**TASK DETAILS:** Return each line of the material verbatim.

**DATA PROVIDED:**
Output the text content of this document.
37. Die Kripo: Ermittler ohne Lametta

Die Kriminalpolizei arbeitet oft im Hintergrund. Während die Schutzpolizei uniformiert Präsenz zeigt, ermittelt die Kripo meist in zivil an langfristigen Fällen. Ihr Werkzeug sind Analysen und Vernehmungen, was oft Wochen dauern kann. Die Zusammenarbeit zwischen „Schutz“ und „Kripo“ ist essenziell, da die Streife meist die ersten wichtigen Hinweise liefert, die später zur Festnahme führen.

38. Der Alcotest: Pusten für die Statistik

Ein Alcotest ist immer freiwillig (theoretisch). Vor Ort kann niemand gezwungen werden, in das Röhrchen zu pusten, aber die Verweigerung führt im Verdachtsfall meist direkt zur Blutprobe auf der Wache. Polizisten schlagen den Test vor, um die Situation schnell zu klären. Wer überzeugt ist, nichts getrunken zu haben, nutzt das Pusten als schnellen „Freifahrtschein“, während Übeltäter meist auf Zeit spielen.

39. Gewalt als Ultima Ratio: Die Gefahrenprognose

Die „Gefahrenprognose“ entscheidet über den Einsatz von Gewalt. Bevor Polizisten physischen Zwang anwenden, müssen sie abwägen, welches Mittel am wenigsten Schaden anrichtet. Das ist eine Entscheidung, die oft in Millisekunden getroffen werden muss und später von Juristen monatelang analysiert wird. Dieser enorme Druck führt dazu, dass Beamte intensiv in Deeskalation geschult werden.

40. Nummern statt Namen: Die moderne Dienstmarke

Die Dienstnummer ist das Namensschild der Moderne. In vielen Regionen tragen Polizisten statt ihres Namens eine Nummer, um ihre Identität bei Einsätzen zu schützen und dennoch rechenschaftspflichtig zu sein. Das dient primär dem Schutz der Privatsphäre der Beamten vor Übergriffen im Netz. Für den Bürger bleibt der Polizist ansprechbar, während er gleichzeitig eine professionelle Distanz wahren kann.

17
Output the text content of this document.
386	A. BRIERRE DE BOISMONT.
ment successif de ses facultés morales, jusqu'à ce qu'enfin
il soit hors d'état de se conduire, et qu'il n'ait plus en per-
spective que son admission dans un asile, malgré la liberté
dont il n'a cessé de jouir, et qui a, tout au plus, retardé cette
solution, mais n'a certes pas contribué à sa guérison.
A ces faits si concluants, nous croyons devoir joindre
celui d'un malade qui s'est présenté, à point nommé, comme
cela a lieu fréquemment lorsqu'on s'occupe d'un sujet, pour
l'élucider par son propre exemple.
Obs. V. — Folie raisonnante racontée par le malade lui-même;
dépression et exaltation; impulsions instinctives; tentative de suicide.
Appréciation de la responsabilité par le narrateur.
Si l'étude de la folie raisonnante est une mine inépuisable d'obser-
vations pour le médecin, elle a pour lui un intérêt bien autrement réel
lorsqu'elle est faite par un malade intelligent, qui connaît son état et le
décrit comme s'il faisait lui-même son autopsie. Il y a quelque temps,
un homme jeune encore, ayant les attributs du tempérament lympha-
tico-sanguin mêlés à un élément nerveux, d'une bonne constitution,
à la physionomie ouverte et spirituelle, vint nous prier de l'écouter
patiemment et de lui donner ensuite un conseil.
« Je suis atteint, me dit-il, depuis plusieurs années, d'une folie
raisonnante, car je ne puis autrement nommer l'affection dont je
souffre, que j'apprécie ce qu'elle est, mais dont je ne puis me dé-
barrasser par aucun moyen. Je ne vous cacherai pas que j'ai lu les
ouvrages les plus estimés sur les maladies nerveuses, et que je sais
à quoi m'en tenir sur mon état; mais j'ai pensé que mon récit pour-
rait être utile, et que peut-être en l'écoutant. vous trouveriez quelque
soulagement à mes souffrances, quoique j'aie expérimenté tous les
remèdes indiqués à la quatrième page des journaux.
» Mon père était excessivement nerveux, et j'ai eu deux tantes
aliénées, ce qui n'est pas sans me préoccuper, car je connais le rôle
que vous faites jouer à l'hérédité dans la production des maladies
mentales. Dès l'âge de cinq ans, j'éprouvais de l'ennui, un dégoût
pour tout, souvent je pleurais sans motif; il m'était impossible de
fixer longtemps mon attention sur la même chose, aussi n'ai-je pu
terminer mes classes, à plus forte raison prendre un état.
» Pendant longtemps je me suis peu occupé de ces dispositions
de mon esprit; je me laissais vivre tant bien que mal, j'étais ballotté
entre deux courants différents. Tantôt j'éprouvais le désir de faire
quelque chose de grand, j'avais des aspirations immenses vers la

**EXPECTED ANSWER:**
Output the text content of this document.
37. Die Kripo: Ermittler ohne Lametta

Die Kriminalpolizei arbeitet oft im Hintergrund. Während die Schutzpolizei uniformiert Präsenz zeigt, ermittelt die Kripo meist in zivil an langfristigen Fällen. Ihr Werkzeug sind Analysen und Vernehmungen, was oft Wochen dauern kann. Die Zusammenarbeit zwischen „Schutz“ und „Kripo“ ist essenziell, da die Streife meist die ersten wichtigen Hinweise liefert, die später zur Festnahme führen.

38. Der Alcotest: Pusten für die Statistik

Ein Alcotest ist immer freiwillig (theoretisch). Vor Ort kann niemand gezwungen werden, in das Röhrchen zu pusten, aber die Verweigerung führt im Verdachtsfall meist direkt zur Blutprobe auf der Wache. Polizisten schlagen den Test vor, um die Situation schnell zu klären. Wer überzeugt ist, nichts getrunken zu haben, nutzt das Pusten als schnellen „Freifahrtschein“, während Übeltäter meist auf Zeit spielen.

39. Gewalt als Ultima Ratio: Die Gefahrenprognose

Die „Gefahrenprognose“ entscheidet über den Einsatz von Gewalt. Bevor Polizisten physischen Zwang anwenden, müssen sie abwägen, welches Mittel am wenigsten Schaden anrichtet. Das ist eine Entscheidung, die oft in Millisekunden getroffen werden muss und später von Juristen monatelang analysiert wird. Dieser enorme Druck führt dazu, dass Beamte intensiv in Deeskalation geschult werden.

40. Nummern statt Namen: Die moderne Dienstmarke

Die Dienstnummer ist das Namensschild der Moderne. In vielen Regionen tragen Polizisten statt ihres Namens eine Nummer, um ihre Identität bei Einsätzen zu schützen und dennoch rechenschaftspflichtig zu sein. Das dient primär dem Schutz der Privatsphäre der Beamten vor Übergriffen im Netz. Für den Bürger bleibt der Polizist ansprechbar, während er gleichzeitig eine professionelle Distanz wahren kann.

17
Output the text content of this document.
386	A. BRIERRE DE BOISMONT.
ment successif de ses facultés morales, jusqu'à ce qu'enfin
il soit hors d'état de se conduire, et qu'il n'ait plus en per-
spective que son admission dans un asile, malgré la liberté
dont il n'a cessé de jouir, et qui a, tout au plus, retardé cette
solution, mais n'a certes pas contribué à sa guérison.
A ces faits si concluants, nous croyons devoir joindre
celui d'un malade qui s'est présenté, à point nommé, comme
cela a lieu fréquemment lorsqu'on s'occupe d'un sujet, pour
l'élucider par son propre exemple.
Obs. V. — Folie raisonnante racontée par le malade lui-même;
dépression et exaltation; impulsions instinctives; tentative de suicide.
Appréciation de la responsabilité par le narrateur.
Si l'étude de la folie raisonnante est une mine inépuisable d'obser-
vations pour le médecin, elle a pour lui un intérêt bien autrement réel
lorsqu'elle est faite par un malade intelligent, qui connaît son état et le
décrit comme s'il faisait lui-même son autopsie. Il y a quelque temps,
un homme jeune encore, ayant les attributs du tempérament lympha-
tico-sanguin mêlés à un élément nerveux, d'une bonne constitution,
à la physionomie ouverte et spirituelle, vint nous prier de l'écouter
patiemment et de lui donner ensuite un conseil.
« Je suis atteint, me dit-il, depuis plusieurs années, d'une folie
raisonnante, car je ne puis autrement nommer l'affection dont je
souffre, que j'apprécie ce qu'elle est, mais dont je ne puis me dé-
barrasser par aucun moyen. Je ne vous cacherai pas que j'ai lu les
ouvrages les plus estimés sur les maladies nerveuses, et que je sais
à quoi m'en tenir sur mon état; mais j'ai pensé que mon récit pour-
rait être utile, et que peut-être en l'écoutant. vous trouveriez quelque
soulagement à mes souffrances, quoique j'aie expérimenté tous les
remèdes indiqués à la quatrième page des journaux.
» Mon père était excessivement nerveux, et j'ai eu deux tantes
aliénées, ce qui n'est pas sans me préoccuper, car je connais le rôle
que vous faites jouer à l'hérédité dans la production des maladies
mentales. Dès l'âge de cinq ans, j'éprouvais de l'ennui, un dégoût
pour tout, souvent je pleurais sans motif; il m'était impossible de
fixer longtemps mon attention sur la même chose, aussi n'ai-je pu
terminer mes classes, à plus forte raison prendre un état.
» Pendant longtemps je me suis peu occupé de ces dispositions
de mon esprit; je me laissais vivre tant bien que mal, j'étais ballotté
entre deux courants différents. Tantôt j'éprouvais le désir de faire
quelque chose de grand, j'avais des aspirations immenses vers la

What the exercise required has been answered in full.